* **課題**
本文を2文で要約せよ。

* **本文セクション**

_ _ _ _ _ _ _

まだまだペンキぬりたて

ライトノベルの感想

成り上がり英雄譚 屑星皇子の戦詩

成り上がり英雄譚 屑星皇子の戦詩 (HJ文庫)

成り上がり英雄譚 屑星皇子の戦詩 (HJ文庫)

ストーリー
大陸全土の統一を目論む大帝国・ウェーメリアの第五皇子ラウル。
彼は国家の象徴たる宝具を扱えないという欠陥から【帝国の屑星】と見下される存在だった。
それでも腐らずに自己研鑚を重ねたラウルは、やがて政略結婚の駒として、小国の姫君の下へ婿入りするのだが……。



親兄弟や家臣からも蔑まれてきた皇子が、小国の姫との結婚をきっかけにその秘めたる才を解き放っていくファンタジー戦記。
面白かったです。星神器なる国の宝具を扱えないために屑星と呼ばれ続けた主人公が、国の外に出てから成り上がっていくのが面白いですね。

_ _ _ _ _ _ _

* **データ内容**

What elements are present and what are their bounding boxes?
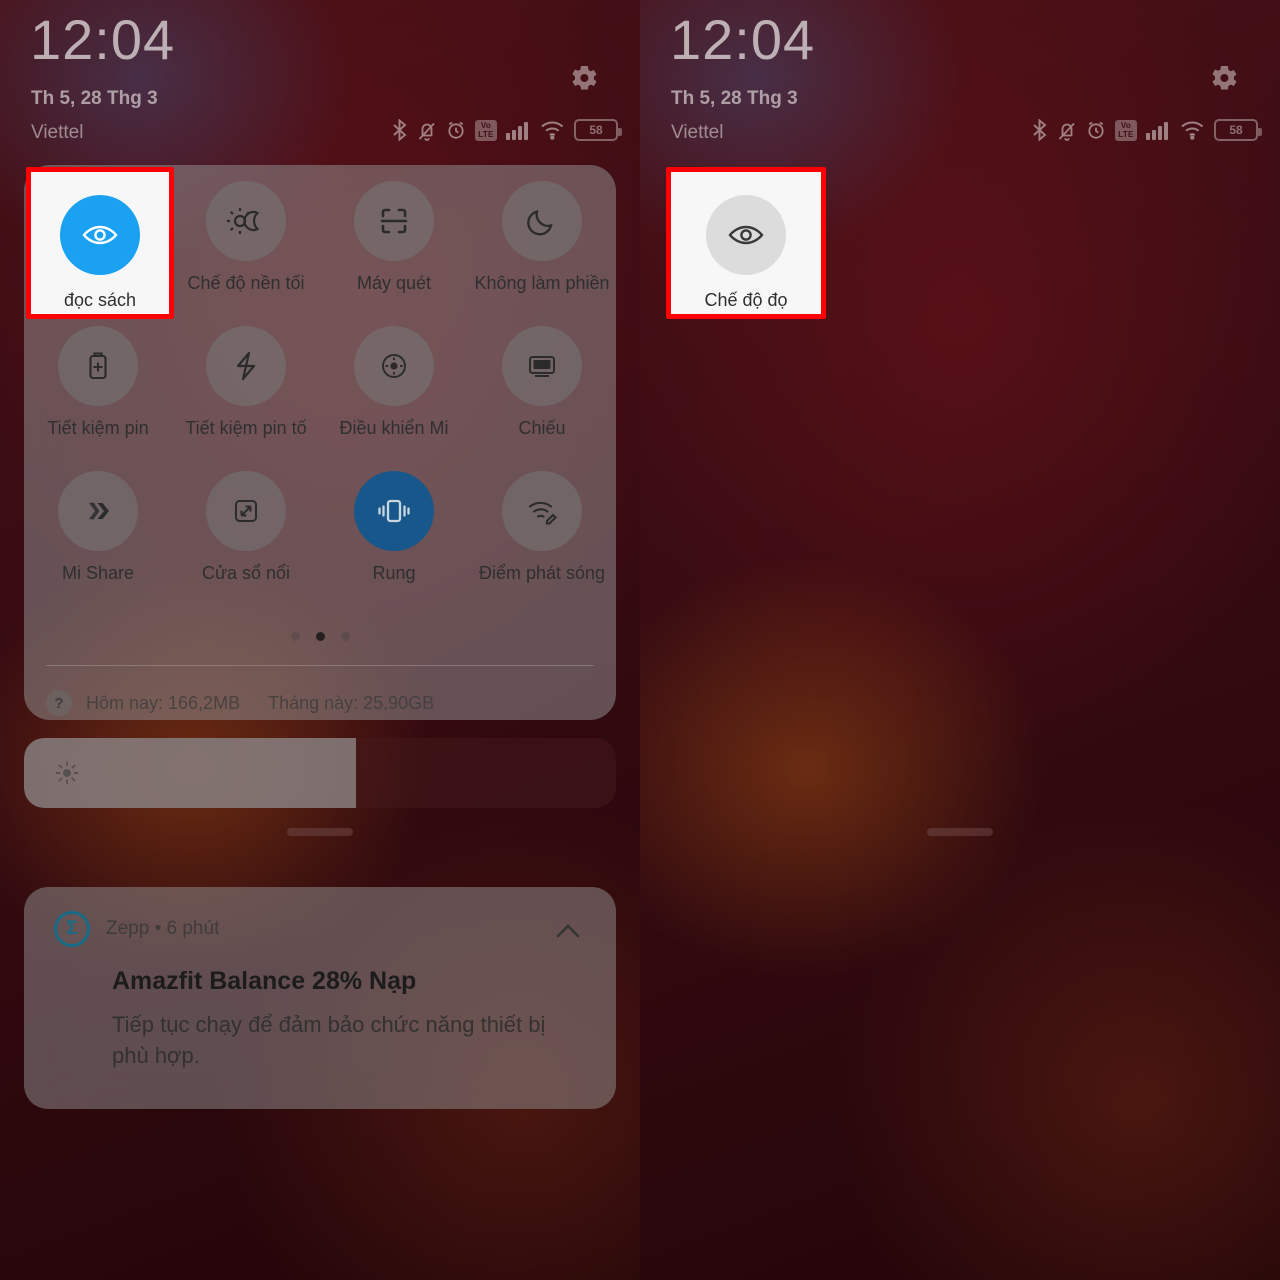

_ _ _ _ _ _ _

* **出力**
『成り上がり英雄譚 屑星皇子の戦詩』は、国家の象徴である宝具を扱えないために【帝国の屑星】と見下されてきた大帝国ウェーメリアの第五皇子ラウルが、政略結婚の駒として小国の姫君のもとへ婿入りし、秘めた才を解き放っていくファンタジー戦記である。筆者はこの作品を面白かったと評し、屑星と呼ばれ続けた主人公が国の外に出てから成り上がっていく点を面白さとして挙げている。